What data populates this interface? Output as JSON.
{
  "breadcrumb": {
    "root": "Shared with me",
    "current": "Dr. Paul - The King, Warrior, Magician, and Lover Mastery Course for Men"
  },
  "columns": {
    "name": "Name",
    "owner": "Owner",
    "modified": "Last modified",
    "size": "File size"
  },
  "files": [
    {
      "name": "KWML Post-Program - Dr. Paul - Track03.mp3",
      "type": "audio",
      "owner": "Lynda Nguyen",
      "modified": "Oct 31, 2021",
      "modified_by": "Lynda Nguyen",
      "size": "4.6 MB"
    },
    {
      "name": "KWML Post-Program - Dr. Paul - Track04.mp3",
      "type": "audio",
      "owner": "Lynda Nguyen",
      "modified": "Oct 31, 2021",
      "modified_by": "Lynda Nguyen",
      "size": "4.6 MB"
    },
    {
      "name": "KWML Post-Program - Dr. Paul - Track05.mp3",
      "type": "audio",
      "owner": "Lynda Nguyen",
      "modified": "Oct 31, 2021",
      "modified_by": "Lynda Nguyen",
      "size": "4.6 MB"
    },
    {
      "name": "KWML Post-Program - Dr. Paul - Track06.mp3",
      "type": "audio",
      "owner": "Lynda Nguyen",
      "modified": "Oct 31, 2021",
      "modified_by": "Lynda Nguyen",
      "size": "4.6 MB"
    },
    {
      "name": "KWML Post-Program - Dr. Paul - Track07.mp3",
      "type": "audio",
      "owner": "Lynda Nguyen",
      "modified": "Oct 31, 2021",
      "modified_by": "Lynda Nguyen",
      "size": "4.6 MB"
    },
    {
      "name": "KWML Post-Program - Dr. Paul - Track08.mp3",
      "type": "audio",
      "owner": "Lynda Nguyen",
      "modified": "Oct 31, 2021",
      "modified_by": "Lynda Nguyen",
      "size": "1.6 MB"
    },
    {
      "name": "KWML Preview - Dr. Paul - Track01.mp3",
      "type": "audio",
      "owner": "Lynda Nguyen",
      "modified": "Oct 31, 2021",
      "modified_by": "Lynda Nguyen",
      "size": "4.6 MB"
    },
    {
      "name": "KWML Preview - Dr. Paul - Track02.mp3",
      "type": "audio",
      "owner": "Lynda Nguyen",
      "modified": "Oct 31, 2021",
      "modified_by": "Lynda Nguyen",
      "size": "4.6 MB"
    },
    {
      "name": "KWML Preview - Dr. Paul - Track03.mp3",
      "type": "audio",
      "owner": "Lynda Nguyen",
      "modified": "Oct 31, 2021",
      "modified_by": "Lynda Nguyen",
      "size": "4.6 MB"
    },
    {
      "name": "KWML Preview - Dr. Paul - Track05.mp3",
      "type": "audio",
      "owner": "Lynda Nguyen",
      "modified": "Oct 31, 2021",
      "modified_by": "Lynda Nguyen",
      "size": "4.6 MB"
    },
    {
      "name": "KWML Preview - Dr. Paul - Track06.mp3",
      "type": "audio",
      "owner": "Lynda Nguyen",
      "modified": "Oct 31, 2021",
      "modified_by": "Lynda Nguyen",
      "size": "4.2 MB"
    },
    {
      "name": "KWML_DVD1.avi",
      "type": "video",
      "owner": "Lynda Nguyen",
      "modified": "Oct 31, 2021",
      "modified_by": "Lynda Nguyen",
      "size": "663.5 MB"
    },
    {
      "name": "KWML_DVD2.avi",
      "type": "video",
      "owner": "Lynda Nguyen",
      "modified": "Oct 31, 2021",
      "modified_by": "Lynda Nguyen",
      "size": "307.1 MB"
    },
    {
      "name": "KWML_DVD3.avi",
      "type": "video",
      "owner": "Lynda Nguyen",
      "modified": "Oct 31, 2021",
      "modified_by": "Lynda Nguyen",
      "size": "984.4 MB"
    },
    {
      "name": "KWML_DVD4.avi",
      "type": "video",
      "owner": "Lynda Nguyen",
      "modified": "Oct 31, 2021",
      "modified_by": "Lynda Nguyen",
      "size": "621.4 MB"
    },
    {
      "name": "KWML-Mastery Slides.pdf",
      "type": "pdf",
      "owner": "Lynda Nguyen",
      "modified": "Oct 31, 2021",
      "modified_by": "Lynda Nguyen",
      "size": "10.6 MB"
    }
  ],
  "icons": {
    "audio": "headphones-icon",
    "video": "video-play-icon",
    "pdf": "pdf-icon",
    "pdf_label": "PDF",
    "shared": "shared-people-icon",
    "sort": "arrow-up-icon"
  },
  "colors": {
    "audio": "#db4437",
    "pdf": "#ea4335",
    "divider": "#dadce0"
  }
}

⁂

TO BE DONE: Filter the data, keeping only the lines that contain "Mastery".

RESPONSE:
    "current": "Dr. Paul - The King, Warrior, Magician, and Lover Mastery Course for Men"
      "name": "KWML-Mastery Slides.pdf",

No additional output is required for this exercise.